● Exercise details: All of the records below need to be copied exactly.

● Source data:
## BEGIN
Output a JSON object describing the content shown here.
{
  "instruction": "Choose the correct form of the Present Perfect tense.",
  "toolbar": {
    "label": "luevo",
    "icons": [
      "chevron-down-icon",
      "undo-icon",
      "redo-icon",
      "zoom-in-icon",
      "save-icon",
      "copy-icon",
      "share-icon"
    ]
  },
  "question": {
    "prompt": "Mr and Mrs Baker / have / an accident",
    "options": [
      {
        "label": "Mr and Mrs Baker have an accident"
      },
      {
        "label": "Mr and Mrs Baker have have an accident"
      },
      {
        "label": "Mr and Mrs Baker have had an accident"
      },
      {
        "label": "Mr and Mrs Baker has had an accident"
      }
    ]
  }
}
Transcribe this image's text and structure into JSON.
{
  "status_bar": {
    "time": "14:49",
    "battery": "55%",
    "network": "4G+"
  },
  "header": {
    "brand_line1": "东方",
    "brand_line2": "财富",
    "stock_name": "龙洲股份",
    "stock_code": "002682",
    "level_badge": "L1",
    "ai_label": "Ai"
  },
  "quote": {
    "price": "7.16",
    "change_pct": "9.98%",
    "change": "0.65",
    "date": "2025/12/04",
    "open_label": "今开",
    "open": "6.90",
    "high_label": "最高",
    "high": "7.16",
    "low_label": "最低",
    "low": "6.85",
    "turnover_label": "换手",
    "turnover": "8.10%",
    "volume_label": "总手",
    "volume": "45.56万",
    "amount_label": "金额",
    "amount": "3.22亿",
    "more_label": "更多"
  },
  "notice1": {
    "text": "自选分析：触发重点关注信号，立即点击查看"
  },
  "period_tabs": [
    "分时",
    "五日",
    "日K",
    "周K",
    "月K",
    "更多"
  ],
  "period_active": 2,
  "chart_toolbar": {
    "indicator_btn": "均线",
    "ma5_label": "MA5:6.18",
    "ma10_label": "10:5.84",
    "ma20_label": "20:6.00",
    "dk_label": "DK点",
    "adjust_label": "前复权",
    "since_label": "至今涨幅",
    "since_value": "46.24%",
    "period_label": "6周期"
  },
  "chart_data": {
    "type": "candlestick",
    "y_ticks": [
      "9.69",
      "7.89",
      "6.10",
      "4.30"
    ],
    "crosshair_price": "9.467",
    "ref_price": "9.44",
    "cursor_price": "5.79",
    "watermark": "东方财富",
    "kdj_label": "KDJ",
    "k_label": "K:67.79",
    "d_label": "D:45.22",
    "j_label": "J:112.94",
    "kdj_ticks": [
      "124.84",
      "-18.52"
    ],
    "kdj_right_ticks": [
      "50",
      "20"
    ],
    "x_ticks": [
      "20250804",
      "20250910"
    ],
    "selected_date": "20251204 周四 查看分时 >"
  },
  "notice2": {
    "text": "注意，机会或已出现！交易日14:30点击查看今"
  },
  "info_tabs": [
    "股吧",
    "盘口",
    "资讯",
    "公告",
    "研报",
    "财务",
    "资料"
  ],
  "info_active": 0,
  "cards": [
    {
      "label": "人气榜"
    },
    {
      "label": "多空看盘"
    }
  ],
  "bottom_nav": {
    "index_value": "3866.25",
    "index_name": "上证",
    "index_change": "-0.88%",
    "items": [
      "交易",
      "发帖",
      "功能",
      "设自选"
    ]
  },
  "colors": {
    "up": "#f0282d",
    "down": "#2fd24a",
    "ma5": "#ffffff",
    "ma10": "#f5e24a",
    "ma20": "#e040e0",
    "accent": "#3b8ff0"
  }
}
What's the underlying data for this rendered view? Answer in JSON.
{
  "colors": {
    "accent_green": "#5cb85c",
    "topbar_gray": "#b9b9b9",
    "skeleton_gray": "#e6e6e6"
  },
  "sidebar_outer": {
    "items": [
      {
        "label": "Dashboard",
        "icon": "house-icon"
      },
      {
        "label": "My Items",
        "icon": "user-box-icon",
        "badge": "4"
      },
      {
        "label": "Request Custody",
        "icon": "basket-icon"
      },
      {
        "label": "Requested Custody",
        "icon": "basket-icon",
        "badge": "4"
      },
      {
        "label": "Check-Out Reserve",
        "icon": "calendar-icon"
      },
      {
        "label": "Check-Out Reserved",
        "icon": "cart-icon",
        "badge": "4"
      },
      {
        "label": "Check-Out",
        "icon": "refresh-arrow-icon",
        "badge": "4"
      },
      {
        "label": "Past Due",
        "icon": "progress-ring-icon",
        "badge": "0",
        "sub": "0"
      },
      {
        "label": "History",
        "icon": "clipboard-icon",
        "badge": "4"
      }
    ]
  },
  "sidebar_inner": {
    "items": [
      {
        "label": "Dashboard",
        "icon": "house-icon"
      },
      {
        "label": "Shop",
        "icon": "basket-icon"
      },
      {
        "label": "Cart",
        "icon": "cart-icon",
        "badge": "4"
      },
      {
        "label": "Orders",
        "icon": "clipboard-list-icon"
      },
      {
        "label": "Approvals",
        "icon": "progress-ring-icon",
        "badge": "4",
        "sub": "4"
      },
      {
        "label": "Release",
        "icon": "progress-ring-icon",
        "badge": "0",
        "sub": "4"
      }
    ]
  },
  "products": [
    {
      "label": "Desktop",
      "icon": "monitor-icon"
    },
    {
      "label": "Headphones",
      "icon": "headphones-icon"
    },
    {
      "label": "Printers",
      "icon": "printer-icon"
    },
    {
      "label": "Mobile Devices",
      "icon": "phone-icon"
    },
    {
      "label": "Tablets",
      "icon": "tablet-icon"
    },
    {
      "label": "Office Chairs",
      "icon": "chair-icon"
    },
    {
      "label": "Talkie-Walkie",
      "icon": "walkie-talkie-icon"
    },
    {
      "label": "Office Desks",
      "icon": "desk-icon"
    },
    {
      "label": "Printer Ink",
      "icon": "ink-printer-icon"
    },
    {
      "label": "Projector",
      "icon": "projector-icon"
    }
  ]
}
## END
● Answer for the task:
Output a JSON object describing the content shown here.
{
  "instruction": "Choose the correct form of the Present Perfect tense.",
  "toolbar": {
    "label": "luevo",
    "icons": [
      "chevron-down-icon",
      "undo-icon",
      "redo-icon",
      "zoom-in-icon",
      "save-icon",
      "copy-icon",
      "share-icon"
    ]
  },
  "question": {
    "prompt": "Mr and Mrs Baker / have / an accident",
    "options": [
      {
        "label": "Mr and Mrs Baker have an accident"
      },
      {
        "label": "Mr and Mrs Baker have have an accident"
      },
      {
        "label": "Mr and Mrs Baker have had an accident"
      },
      {
        "label": "Mr and Mrs Baker has had an accident"
      }
    ]
  }
}
Transcribe this image's text and structure into JSON.
{
  "status_bar": {
    "time": "14:49",
    "battery": "55%",
    "network": "4G+"
  },
  "header": {
    "brand_line1": "东方",
    "brand_line2": "财富",
    "stock_name": "龙洲股份",
    "stock_code": "002682",
    "level_badge": "L1",
    "ai_label": "Ai"
  },
  "quote": {
    "price": "7.16",
    "change_pct": "9.98%",
    "change": "0.65",
    "date": "2025/12/04",
    "open_label": "今开",
    "open": "6.90",
    "high_label": "最高",
    "high": "7.16",
    "low_label": "最低",
    "low": "6.85",
    "turnover_label": "换手",
    "turnover": "8.10%",
    "volume_label": "总手",
    "volume": "45.56万",
    "amount_label": "金额",
    "amount": "3.22亿",
    "more_label": "更多"
  },
  "notice1": {
    "text": "自选分析：触发重点关注信号，立即点击查看"
  },
  "period_tabs": [
    "分时",
    "五日",
    "日K",
    "周K",
    "月K",
    "更多"
  ],
  "period_active": 2,
  "chart_toolbar": {
    "indicator_btn": "均线",
    "ma5_label": "MA5:6.18",
    "ma10_label": "10:5.84",
    "ma20_label": "20:6.00",
    "dk_label": "DK点",
    "adjust_label": "前复权",
    "since_label": "至今涨幅",
    "since_value": "46.24%",
    "period_label": "6周期"
  },
  "chart_data": {
    "type": "candlestick",
    "y_ticks": [
      "9.69",
      "7.89",
      "6.10",
      "4.30"
    ],
    "crosshair_price": "9.467",
    "ref_price": "9.44",
    "cursor_price": "5.79",
    "watermark": "东方财富",
    "kdj_label": "KDJ",
    "k_label": "K:67.79",
    "d_label": "D:45.22",
    "j_label": "J:112.94",
    "kdj_ticks": [
      "124.84",
      "-18.52"
    ],
    "kdj_right_ticks": [
      "50",
      "20"
    ],
    "x_ticks": [
      "20250804",
      "20250910"
    ],
    "selected_date": "20251204 周四 查看分时 >"
  },
  "notice2": {
    "text": "注意，机会或已出现！交易日14:30点击查看今"
  },
  "info_tabs": [
    "股吧",
    "盘口",
    "资讯",
    "公告",
    "研报",
    "财务",
    "资料"
  ],
  "info_active": 0,
  "cards": [
    {
      "label": "人气榜"
    },
    {
      "label": "多空看盘"
    }
  ],
  "bottom_nav": {
    "index_value": "3866.25",
    "index_name": "上证",
    "index_change": "-0.88%",
    "items": [
      "交易",
      "发帖",
      "功能",
      "设自选"
    ]
  },
  "colors": {
    "up": "#f0282d",
    "down": "#2fd24a",
    "ma5": "#ffffff",
    "ma10": "#f5e24a",
    "ma20": "#e040e0",
    "accent": "#3b8ff0"
  }
}
What's the underlying data for this rendered view? Answer in JSON.
{
  "colors": {
    "accent_green": "#5cb85c",
    "topbar_gray": "#b9b9b9",
    "skeleton_gray": "#e6e6e6"
  },
  "sidebar_outer": {
    "items": [
      {
        "label": "Dashboard",
        "icon": "house-icon"
      },
      {
        "label": "My Items",
        "icon": "user-box-icon",
        "badge": "4"
      },
      {
        "label": "Request Custody",
        "icon": "basket-icon"
      },
      {
        "label": "Requested Custody",
        "icon": "basket-icon",
        "badge": "4"
      },
      {
        "label": "Check-Out Reserve",
        "icon": "calendar-icon"
      },
      {
        "label": "Check-Out Reserved",
        "icon": "cart-icon",
        "badge": "4"
      },
      {
        "label": "Check-Out",
        "icon": "refresh-arrow-icon",
        "badge": "4"
      },
      {
        "label": "Past Due",
        "icon": "progress-ring-icon",
        "badge": "0",
        "sub": "0"
      },
      {
        "label": "History",
        "icon": "clipboard-icon",
        "badge": "4"
      }
    ]
  },
  "sidebar_inner": {
    "items": [
      {
        "label": "Dashboard",
        "icon": "house-icon"
      },
      {
        "label": "Shop",
        "icon": "basket-icon"
      },
      {
        "label": "Cart",
        "icon": "cart-icon",
        "badge": "4"
      },
      {
        "label": "Orders",
        "icon": "clipboard-list-icon"
      },
      {
        "label": "Approvals",
        "icon": "progress-ring-icon",
        "badge": "4",
        "sub": "4"
      },
      {
        "label": "Release",
        "icon": "progress-ring-icon",
        "badge": "0",
        "sub": "4"
      }
    ]
  },
  "products": [
    {
      "label": "Desktop",
      "icon": "monitor-icon"
    },
    {
      "label": "Headphones",
      "icon": "headphones-icon"
    },
    {
      "label": "Printers",
      "icon": "printer-icon"
    },
    {
      "label": "Mobile Devices",
      "icon": "phone-icon"
    },
    {
      "label": "Tablets",
      "icon": "tablet-icon"
    },
    {
      "label": "Office Chairs",
      "icon": "chair-icon"
    },
    {
      "label": "Talkie-Walkie",
      "icon": "walkie-talkie-icon"
    },
    {
      "label": "Office Desks",
      "icon": "desk-icon"
    },
    {
      "label": "Printer Ink",
      "icon": "ink-printer-icon"
    },
    {
      "label": "Projector",
      "icon": "projector-icon"
    }
  ]
}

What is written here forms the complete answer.